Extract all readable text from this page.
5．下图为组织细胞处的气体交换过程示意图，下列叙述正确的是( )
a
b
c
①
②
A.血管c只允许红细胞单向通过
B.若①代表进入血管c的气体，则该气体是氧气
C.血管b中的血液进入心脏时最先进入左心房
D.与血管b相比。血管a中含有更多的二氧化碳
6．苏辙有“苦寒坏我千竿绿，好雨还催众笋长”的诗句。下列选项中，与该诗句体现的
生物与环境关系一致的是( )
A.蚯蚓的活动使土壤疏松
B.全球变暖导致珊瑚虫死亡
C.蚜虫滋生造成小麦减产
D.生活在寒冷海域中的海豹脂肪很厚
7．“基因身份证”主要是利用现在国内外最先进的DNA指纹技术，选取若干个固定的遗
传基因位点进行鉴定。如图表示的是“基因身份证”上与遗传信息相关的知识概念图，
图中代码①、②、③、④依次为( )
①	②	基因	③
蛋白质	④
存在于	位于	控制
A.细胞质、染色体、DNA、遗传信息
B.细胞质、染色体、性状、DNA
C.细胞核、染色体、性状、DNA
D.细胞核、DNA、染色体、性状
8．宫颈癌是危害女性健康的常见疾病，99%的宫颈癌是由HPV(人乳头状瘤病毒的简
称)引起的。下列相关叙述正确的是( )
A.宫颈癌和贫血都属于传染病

--------------------------------------------------

Task objective:
Repeat the records above exactly.

Reply to the task:
Extract all readable text from this page.
5．下图为组织细胞处的气体交换过程示意图，下列叙述正确的是( )
a
b
c
①
②
A.血管c只允许红细胞单向通过
B.若①代表进入血管c的气体，则该气体是氧气
C.血管b中的血液进入心脏时最先进入左心房
D.与血管b相比。血管a中含有更多的二氧化碳
6．苏辙有“苦寒坏我千竿绿，好雨还催众笋长”的诗句。下列选项中，与该诗句体现的
生物与环境关系一致的是( )
A.蚯蚓的活动使土壤疏松
B.全球变暖导致珊瑚虫死亡
C.蚜虫滋生造成小麦减产
D.生活在寒冷海域中的海豹脂肪很厚
7．“基因身份证”主要是利用现在国内外最先进的DNA指纹技术，选取若干个固定的遗
传基因位点进行鉴定。如图表示的是“基因身份证”上与遗传信息相关的知识概念图，
图中代码①、②、③、④依次为( )
①	②	基因	③
蛋白质	④
存在于	位于	控制
A.细胞质、染色体、DNA、遗传信息
B.细胞质、染色体、性状、DNA
C.细胞核、染色体、性状、DNA
D.细胞核、DNA、染色体、性状
8．宫颈癌是危害女性健康的常见疾病，99%的宫颈癌是由HPV(人乳头状瘤病毒的简
称)引起的。下列相关叙述正确的是( )
A.宫颈癌和贫血都属于传染病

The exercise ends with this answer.